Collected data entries
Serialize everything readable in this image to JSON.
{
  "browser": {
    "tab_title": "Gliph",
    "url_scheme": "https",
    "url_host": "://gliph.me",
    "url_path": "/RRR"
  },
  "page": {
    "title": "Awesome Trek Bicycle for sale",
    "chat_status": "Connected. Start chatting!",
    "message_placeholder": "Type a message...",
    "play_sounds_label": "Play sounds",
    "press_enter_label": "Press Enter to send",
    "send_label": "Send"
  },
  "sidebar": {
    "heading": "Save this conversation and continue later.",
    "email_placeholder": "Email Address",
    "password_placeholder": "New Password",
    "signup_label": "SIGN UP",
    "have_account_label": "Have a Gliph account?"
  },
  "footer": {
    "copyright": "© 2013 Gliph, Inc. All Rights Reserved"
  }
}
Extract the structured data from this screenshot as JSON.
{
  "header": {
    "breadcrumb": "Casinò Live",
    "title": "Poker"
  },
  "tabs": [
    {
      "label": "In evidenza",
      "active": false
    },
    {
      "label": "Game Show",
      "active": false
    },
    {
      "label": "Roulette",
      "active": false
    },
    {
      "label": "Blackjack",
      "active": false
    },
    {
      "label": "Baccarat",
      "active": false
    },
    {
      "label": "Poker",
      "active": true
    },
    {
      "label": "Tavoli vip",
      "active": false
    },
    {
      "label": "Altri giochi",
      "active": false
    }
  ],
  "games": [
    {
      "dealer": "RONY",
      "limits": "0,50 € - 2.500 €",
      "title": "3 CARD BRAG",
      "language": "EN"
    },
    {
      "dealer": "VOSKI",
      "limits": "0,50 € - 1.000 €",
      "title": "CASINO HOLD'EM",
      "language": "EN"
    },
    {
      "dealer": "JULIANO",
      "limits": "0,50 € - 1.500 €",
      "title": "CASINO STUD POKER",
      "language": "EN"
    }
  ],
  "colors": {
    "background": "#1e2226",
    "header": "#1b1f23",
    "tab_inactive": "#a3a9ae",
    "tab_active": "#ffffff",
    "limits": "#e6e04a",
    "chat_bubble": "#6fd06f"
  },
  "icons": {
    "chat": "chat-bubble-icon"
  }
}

Written exercise:
The listing above must be transcribed exactly, line by line.

Solution to the exercise:
Serialize everything readable in this image to JSON.
{
  "browser": {
    "tab_title": "Gliph",
    "url_scheme": "https",
    "url_host": "://gliph.me",
    "url_path": "/RRR"
  },
  "page": {
    "title": "Awesome Trek Bicycle for sale",
    "chat_status": "Connected. Start chatting!",
    "message_placeholder": "Type a message...",
    "play_sounds_label": "Play sounds",
    "press_enter_label": "Press Enter to send",
    "send_label": "Send"
  },
  "sidebar": {
    "heading": "Save this conversation and continue later.",
    "email_placeholder": "Email Address",
    "password_placeholder": "New Password",
    "signup_label": "SIGN UP",
    "have_account_label": "Have a Gliph account?"
  },
  "footer": {
    "copyright": "© 2013 Gliph, Inc. All Rights Reserved"
  }
}
Extract the structured data from this screenshot as JSON.
{
  "header": {
    "breadcrumb": "Casinò Live",
    "title": "Poker"
  },
  "tabs": [
    {
      "label": "In evidenza",
      "active": false
    },
    {
      "label": "Game Show",
      "active": false
    },
    {
      "label": "Roulette",
      "active": false
    },
    {
      "label": "Blackjack",
      "active": false
    },
    {
      "label": "Baccarat",
      "active": false
    },
    {
      "label": "Poker",
      "active": true
    },
    {
      "label": "Tavoli vip",
      "active": false
    },
    {
      "label": "Altri giochi",
      "active": false
    }
  ],
  "games": [
    {
      "dealer": "RONY",
      "limits": "0,50 € - 2.500 €",
      "title": "3 CARD BRAG",
      "language": "EN"
    },
    {
      "dealer": "VOSKI",
      "limits": "0,50 € - 1.000 €",
      "title": "CASINO HOLD'EM",
      "language": "EN"
    },
    {
      "dealer": "JULIANO",
      "limits": "0,50 € - 1.500 €",
      "title": "CASINO STUD POKER",
      "language": "EN"
    }
  ],
  "colors": {
    "background": "#1e2226",
    "header": "#1b1f23",
    "tab_inactive": "#a3a9ae",
    "tab_active": "#ffffff",
    "limits": "#e6e04a",
    "chat_bubble": "#6fd06f"
  },
  "icons": {
    "chat": "chat-bubble-icon"
  }
}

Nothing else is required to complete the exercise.